Spot each line in the records below where the word "Read" occurs, then copy it.
--------------------------------
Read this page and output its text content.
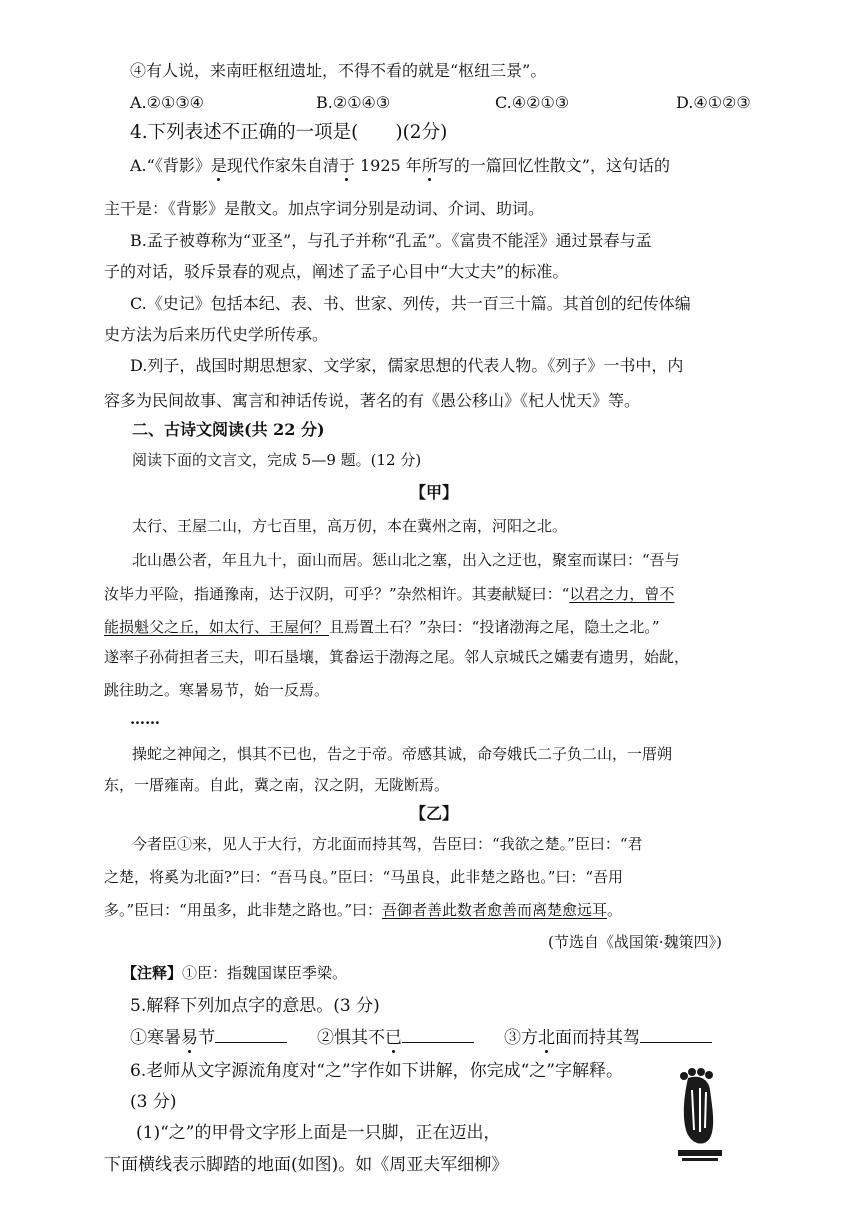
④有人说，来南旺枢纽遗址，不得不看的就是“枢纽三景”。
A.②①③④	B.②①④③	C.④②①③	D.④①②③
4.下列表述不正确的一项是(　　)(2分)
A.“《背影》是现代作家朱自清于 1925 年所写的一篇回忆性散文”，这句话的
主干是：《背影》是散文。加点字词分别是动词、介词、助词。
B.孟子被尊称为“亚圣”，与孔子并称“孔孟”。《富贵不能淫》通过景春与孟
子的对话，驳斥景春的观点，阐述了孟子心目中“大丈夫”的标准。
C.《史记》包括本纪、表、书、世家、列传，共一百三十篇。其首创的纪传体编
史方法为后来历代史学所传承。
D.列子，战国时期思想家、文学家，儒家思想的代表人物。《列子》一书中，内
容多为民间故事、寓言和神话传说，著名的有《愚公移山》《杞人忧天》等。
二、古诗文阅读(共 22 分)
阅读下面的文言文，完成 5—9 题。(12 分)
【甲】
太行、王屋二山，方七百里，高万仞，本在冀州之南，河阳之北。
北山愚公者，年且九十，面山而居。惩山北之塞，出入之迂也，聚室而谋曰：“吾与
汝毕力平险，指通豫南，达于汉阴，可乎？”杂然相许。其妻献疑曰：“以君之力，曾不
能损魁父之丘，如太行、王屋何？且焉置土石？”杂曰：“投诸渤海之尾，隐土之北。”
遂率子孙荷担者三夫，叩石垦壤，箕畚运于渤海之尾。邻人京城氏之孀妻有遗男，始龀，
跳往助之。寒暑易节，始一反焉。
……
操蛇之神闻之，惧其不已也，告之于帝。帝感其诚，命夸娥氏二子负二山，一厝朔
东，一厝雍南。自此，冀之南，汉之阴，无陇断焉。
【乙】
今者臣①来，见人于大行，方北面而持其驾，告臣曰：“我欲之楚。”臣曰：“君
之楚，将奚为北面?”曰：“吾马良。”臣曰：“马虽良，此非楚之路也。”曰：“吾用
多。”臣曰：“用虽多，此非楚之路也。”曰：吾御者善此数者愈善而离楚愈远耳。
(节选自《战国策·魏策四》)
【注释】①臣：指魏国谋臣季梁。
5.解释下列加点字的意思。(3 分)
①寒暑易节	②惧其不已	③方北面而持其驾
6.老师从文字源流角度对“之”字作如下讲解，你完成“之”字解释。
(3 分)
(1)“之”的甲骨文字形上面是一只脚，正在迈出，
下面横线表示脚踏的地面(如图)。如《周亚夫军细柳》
--------------------------------
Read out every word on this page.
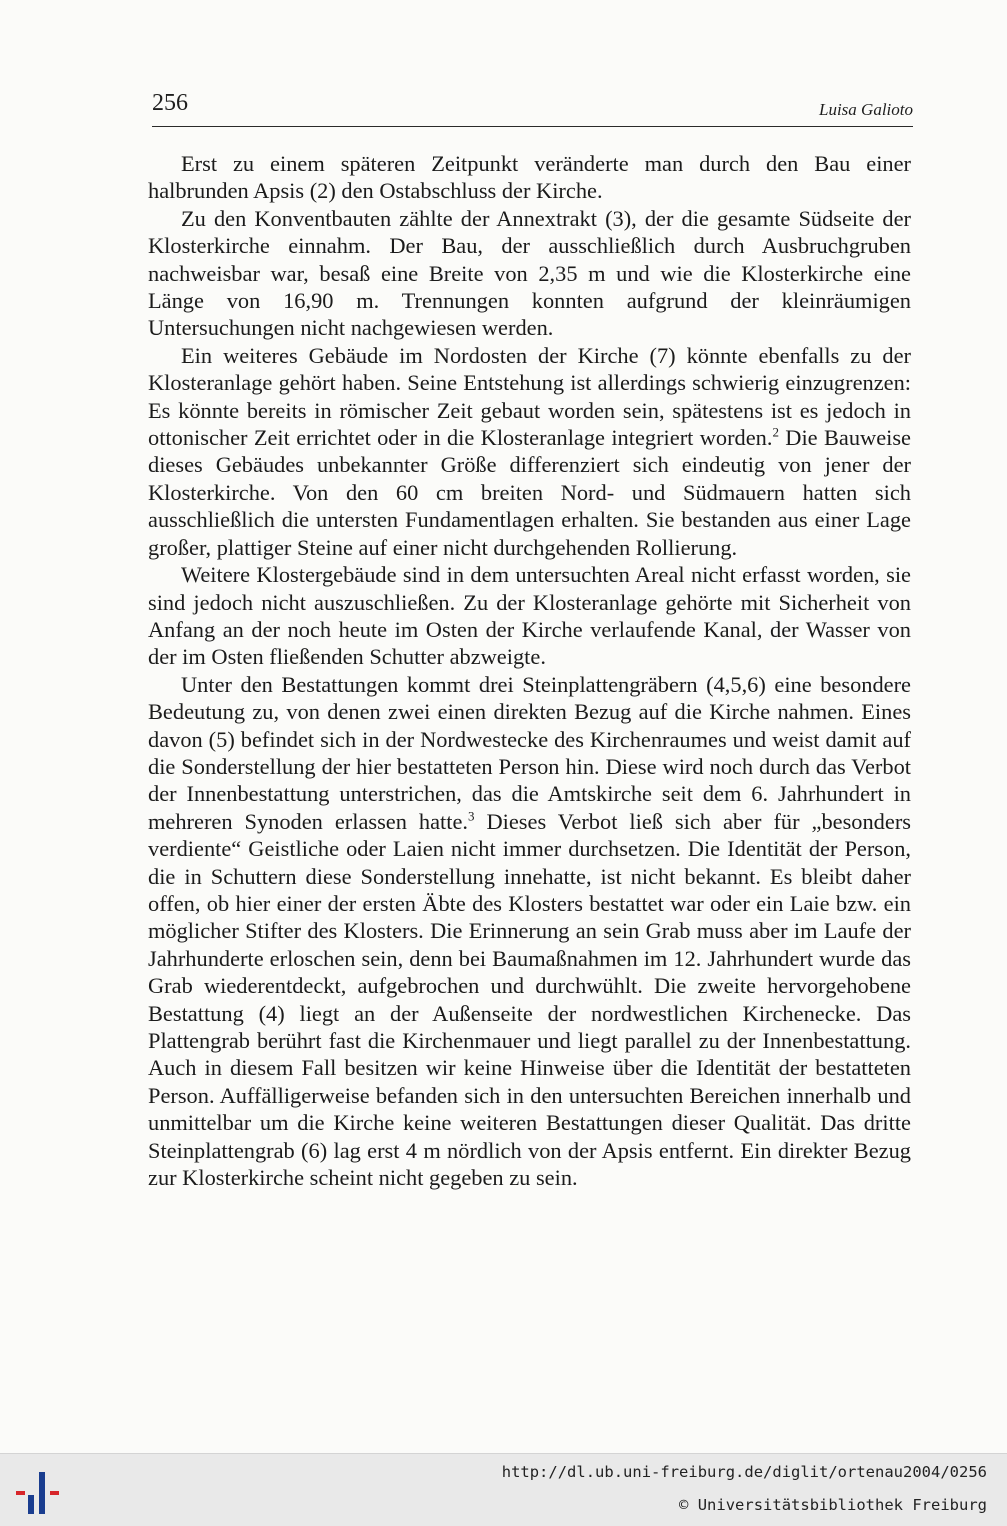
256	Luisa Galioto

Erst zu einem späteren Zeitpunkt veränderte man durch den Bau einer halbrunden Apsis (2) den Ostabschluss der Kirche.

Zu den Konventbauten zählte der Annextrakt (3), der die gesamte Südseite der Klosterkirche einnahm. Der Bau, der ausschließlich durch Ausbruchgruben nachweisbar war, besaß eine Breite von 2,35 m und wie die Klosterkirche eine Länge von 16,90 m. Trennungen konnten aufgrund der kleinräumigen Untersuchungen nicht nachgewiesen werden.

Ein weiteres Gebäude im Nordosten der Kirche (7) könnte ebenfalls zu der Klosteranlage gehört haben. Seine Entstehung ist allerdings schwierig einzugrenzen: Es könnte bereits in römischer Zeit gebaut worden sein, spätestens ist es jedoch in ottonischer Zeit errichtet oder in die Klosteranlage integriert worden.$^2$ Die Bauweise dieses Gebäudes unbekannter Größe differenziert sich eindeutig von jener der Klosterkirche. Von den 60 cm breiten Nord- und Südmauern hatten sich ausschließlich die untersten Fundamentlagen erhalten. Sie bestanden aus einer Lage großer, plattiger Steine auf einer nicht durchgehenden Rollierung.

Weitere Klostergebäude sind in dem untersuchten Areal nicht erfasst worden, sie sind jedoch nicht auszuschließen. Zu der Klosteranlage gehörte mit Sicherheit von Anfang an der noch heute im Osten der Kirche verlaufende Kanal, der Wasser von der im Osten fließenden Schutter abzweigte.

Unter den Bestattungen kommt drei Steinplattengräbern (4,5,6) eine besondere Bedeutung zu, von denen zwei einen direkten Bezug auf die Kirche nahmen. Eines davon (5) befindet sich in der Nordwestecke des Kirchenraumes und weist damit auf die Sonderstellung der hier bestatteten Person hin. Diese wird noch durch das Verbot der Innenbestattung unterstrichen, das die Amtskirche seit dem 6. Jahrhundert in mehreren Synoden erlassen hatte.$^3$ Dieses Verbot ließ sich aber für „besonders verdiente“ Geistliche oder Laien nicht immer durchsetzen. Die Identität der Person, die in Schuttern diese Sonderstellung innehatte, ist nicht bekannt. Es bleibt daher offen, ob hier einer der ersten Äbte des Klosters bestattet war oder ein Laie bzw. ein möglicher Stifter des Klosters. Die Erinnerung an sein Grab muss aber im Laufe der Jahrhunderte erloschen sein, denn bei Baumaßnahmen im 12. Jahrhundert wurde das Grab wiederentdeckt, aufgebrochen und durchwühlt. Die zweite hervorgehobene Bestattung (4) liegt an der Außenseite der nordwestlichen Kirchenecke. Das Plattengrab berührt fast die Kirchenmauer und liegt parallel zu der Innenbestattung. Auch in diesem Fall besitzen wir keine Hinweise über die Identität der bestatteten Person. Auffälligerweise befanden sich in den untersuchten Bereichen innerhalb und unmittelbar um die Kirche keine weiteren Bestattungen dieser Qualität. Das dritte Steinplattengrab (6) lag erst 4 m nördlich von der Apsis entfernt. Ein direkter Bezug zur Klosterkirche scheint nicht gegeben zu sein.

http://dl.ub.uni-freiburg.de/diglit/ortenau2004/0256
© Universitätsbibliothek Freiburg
--------------------------------
*WORKED ANSWER*:
Read this page and output its text content.
Read out every word on this page.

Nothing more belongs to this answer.